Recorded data

· · · · ·

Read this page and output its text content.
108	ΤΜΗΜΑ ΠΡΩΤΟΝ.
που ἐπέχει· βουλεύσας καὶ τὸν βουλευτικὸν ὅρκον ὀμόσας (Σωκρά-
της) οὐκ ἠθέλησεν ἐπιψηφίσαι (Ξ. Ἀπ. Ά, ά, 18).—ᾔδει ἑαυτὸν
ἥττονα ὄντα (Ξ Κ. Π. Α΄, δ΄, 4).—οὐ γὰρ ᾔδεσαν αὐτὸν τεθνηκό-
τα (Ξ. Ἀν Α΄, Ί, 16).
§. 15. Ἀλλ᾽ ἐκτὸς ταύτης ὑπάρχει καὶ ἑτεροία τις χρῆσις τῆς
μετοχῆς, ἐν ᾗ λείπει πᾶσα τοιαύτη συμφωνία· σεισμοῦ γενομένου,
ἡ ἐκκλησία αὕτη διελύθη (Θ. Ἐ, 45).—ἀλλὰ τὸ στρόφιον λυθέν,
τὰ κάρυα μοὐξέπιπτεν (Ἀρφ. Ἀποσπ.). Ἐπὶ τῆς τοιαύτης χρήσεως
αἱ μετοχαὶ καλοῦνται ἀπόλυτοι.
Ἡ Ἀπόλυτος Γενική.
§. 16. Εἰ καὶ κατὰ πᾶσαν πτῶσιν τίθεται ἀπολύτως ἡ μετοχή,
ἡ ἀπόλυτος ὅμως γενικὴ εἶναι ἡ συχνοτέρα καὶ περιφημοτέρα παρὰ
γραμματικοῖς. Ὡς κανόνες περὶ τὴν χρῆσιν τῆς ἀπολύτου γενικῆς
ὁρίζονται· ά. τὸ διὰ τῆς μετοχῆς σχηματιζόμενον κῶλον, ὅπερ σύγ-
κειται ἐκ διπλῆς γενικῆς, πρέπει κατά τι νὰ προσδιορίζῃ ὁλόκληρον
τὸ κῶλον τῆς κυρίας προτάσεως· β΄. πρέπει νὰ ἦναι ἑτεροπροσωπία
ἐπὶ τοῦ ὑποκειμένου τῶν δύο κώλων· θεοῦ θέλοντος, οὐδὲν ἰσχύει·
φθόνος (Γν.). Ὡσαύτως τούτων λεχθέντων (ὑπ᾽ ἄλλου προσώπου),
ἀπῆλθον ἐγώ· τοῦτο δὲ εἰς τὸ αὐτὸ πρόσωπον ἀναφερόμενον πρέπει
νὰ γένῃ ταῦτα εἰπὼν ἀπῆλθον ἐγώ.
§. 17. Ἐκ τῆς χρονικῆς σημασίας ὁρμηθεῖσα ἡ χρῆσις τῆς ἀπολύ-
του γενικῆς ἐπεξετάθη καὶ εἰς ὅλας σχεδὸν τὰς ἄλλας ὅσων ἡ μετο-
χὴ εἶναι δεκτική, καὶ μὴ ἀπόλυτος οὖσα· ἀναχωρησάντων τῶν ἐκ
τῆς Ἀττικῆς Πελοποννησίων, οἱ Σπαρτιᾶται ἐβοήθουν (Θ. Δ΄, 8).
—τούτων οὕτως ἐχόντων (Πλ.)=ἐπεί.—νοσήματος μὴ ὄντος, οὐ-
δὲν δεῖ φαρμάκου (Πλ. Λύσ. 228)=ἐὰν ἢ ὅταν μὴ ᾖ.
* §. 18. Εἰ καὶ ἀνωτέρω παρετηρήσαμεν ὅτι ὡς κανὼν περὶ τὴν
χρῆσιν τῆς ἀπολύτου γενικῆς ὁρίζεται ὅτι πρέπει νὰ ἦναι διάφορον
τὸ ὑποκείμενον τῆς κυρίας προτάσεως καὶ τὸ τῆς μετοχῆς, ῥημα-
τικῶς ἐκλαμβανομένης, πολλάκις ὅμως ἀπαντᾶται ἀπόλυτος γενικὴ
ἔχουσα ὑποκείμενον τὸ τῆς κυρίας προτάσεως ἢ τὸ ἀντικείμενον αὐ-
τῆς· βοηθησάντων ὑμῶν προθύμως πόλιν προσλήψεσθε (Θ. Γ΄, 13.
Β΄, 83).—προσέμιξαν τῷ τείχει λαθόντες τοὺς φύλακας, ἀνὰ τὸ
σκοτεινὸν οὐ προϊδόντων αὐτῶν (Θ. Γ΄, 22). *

· · · · ·

DIRECTION
Copy each record from above without leaving any out.

WRITTEN RESPONSE
Read this page and output its text content.
108	ΤΜΗΜΑ ΠΡΩΤΟΝ.
που ἐπέχει· βουλεύσας καὶ τὸν βουλευτικὸν ὅρκον ὀμόσας (Σωκρά-
της) οὐκ ἠθέλησεν ἐπιψηφίσαι (Ξ. Ἀπ. Ά, ά, 18).—ᾔδει ἑαυτὸν
ἥττονα ὄντα (Ξ Κ. Π. Α΄, δ΄, 4).—οὐ γὰρ ᾔδεσαν αὐτὸν τεθνηκό-
τα (Ξ. Ἀν Α΄, Ί, 16).
§. 15. Ἀλλ᾽ ἐκτὸς ταύτης ὑπάρχει καὶ ἑτεροία τις χρῆσις τῆς
μετοχῆς, ἐν ᾗ λείπει πᾶσα τοιαύτη συμφωνία· σεισμοῦ γενομένου,
ἡ ἐκκλησία αὕτη διελύθη (Θ. Ἐ, 45).—ἀλλὰ τὸ στρόφιον λυθέν,
τὰ κάρυα μοὐξέπιπτεν (Ἀρφ. Ἀποσπ.). Ἐπὶ τῆς τοιαύτης χρήσεως
αἱ μετοχαὶ καλοῦνται ἀπόλυτοι.
Ἡ Ἀπόλυτος Γενική.
§. 16. Εἰ καὶ κατὰ πᾶσαν πτῶσιν τίθεται ἀπολύτως ἡ μετοχή,
ἡ ἀπόλυτος ὅμως γενικὴ εἶναι ἡ συχνοτέρα καὶ περιφημοτέρα παρὰ
γραμματικοῖς. Ὡς κανόνες περὶ τὴν χρῆσιν τῆς ἀπολύτου γενικῆς
ὁρίζονται· ά. τὸ διὰ τῆς μετοχῆς σχηματιζόμενον κῶλον, ὅπερ σύγ-
κειται ἐκ διπλῆς γενικῆς, πρέπει κατά τι νὰ προσδιορίζῃ ὁλόκληρον
τὸ κῶλον τῆς κυρίας προτάσεως· β΄. πρέπει νὰ ἦναι ἑτεροπροσωπία
ἐπὶ τοῦ ὑποκειμένου τῶν δύο κώλων· θεοῦ θέλοντος, οὐδὲν ἰσχύει·
φθόνος (Γν.). Ὡσαύτως τούτων λεχθέντων (ὑπ᾽ ἄλλου προσώπου),
ἀπῆλθον ἐγώ· τοῦτο δὲ εἰς τὸ αὐτὸ πρόσωπον ἀναφερόμενον πρέπει
νὰ γένῃ ταῦτα εἰπὼν ἀπῆλθον ἐγώ.
§. 17. Ἐκ τῆς χρονικῆς σημασίας ὁρμηθεῖσα ἡ χρῆσις τῆς ἀπολύ-
του γενικῆς ἐπεξετάθη καὶ εἰς ὅλας σχεδὸν τὰς ἄλλας ὅσων ἡ μετο-
χὴ εἶναι δεκτική, καὶ μὴ ἀπόλυτος οὖσα· ἀναχωρησάντων τῶν ἐκ
τῆς Ἀττικῆς Πελοποννησίων, οἱ Σπαρτιᾶται ἐβοήθουν (Θ. Δ΄, 8).
—τούτων οὕτως ἐχόντων (Πλ.)=ἐπεί.—νοσήματος μὴ ὄντος, οὐ-
δὲν δεῖ φαρμάκου (Πλ. Λύσ. 228)=ἐὰν ἢ ὅταν μὴ ᾖ.
* §. 18. Εἰ καὶ ἀνωτέρω παρετηρήσαμεν ὅτι ὡς κανὼν περὶ τὴν
χρῆσιν τῆς ἀπολύτου γενικῆς ὁρίζεται ὅτι πρέπει νὰ ἦναι διάφορον
τὸ ὑποκείμενον τῆς κυρίας προτάσεως καὶ τὸ τῆς μετοχῆς, ῥημα-
τικῶς ἐκλαμβανομένης, πολλάκις ὅμως ἀπαντᾶται ἀπόλυτος γενικὴ
ἔχουσα ὑποκείμενον τὸ τῆς κυρίας προτάσεως ἢ τὸ ἀντικείμενον αὐ-
τῆς· βοηθησάντων ὑμῶν προθύμως πόλιν προσλήψεσθε (Θ. Γ΄, 13.
Β΄, 83).—προσέμιξαν τῷ τείχει λαθόντες τοὺς φύλακας, ἀνὰ τὸ
σκοτεινὸν οὐ προϊδόντων αὐτῶν (Θ. Γ΄, 22). *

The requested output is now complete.